----- Data supplied -----
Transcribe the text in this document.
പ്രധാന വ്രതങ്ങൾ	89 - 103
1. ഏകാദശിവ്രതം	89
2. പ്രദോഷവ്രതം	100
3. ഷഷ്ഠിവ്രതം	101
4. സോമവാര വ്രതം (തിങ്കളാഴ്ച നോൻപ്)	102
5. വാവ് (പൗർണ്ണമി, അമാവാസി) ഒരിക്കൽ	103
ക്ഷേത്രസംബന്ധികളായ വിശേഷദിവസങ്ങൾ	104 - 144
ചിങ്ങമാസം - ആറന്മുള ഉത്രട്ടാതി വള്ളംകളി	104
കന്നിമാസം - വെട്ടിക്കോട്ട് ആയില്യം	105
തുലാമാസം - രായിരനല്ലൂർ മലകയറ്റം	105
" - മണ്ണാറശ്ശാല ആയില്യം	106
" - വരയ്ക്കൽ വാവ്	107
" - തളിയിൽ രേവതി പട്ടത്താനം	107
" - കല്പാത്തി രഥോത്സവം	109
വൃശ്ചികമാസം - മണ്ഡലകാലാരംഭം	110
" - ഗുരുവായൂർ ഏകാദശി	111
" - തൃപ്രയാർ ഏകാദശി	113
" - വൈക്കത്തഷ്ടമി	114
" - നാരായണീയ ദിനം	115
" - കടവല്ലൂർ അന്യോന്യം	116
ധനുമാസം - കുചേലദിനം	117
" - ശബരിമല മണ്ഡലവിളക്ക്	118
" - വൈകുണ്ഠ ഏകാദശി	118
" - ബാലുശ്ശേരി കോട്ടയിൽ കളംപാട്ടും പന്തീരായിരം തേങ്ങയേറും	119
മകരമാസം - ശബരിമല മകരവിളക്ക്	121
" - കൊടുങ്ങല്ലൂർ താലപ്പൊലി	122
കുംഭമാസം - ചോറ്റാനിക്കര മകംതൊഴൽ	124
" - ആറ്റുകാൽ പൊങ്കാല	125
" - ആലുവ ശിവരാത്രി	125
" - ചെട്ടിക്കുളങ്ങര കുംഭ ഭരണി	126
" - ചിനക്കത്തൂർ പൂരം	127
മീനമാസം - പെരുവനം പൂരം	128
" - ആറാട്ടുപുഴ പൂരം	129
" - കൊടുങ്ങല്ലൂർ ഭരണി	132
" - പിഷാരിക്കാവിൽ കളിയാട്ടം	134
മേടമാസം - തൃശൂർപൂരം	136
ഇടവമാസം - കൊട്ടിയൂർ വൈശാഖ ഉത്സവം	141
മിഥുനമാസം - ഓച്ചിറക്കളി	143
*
-----
* Exercise goal *
Would you reproduce the material above in full, exactly as given?

* Solution for this problem *
Transcribe the text in this document.
പ്രധാന വ്രതങ്ങൾ	89 - 103
1. ഏകാദശിവ്രതം	89
2. പ്രദോഷവ്രതം	100
3. ഷഷ്ഠിവ്രതം	101
4. സോമവാര വ്രതം (തിങ്കളാഴ്ച നോൻപ്)	102
5. വാവ് (പൗർണ്ണമി, അമാവാസി) ഒരിക്കൽ	103
ക്ഷേത്രസംബന്ധികളായ വിശേഷദിവസങ്ങൾ	104 - 144
ചിങ്ങമാസം - ആറന്മുള ഉത്രട്ടാതി വള്ളംകളി	104
കന്നിമാസം - വെട്ടിക്കോട്ട് ആയില്യം	105
തുലാമാസം - രായിരനല്ലൂർ മലകയറ്റം	105
" - മണ്ണാറശ്ശാല ആയില്യം	106
" - വരയ്ക്കൽ വാവ്	107
" - തളിയിൽ രേവതി പട്ടത്താനം	107
" - കല്പാത്തി രഥോത്സവം	109
വൃശ്ചികമാസം - മണ്ഡലകാലാരംഭം	110
" - ഗുരുവായൂർ ഏകാദശി	111
" - തൃപ്രയാർ ഏകാദശി	113
" - വൈക്കത്തഷ്ടമി	114
" - നാരായണീയ ദിനം	115
" - കടവല്ലൂർ അന്യോന്യം	116
ധനുമാസം - കുചേലദിനം	117
" - ശബരിമല മണ്ഡലവിളക്ക്	118
" - വൈകുണ്ഠ ഏകാദശി	118
" - ബാലുശ്ശേരി കോട്ടയിൽ കളംപാട്ടും പന്തീരായിരം തേങ്ങയേറും	119
മകരമാസം - ശബരിമല മകരവിളക്ക്	121
" - കൊടുങ്ങല്ലൂർ താലപ്പൊലി	122
കുംഭമാസം - ചോറ്റാനിക്കര മകംതൊഴൽ	124
" - ആറ്റുകാൽ പൊങ്കാല	125
" - ആലുവ ശിവരാത്രി	125
" - ചെട്ടിക്കുളങ്ങര കുംഭ ഭരണി	126
" - ചിനക്കത്തൂർ പൂരം	127
മീനമാസം - പെരുവനം പൂരം	128
" - ആറാട്ടുപുഴ പൂരം	129
" - കൊടുങ്ങല്ലൂർ ഭരണി	132
" - പിഷാരിക്കാവിൽ കളിയാട്ടം	134
മേടമാസം - തൃശൂർപൂരം	136
ഇടവമാസം - കൊട്ടിയൂർ വൈശാഖ ഉത്സവം	141
മിഥുനമാസം - ഓച്ചിറക്കളി	143
*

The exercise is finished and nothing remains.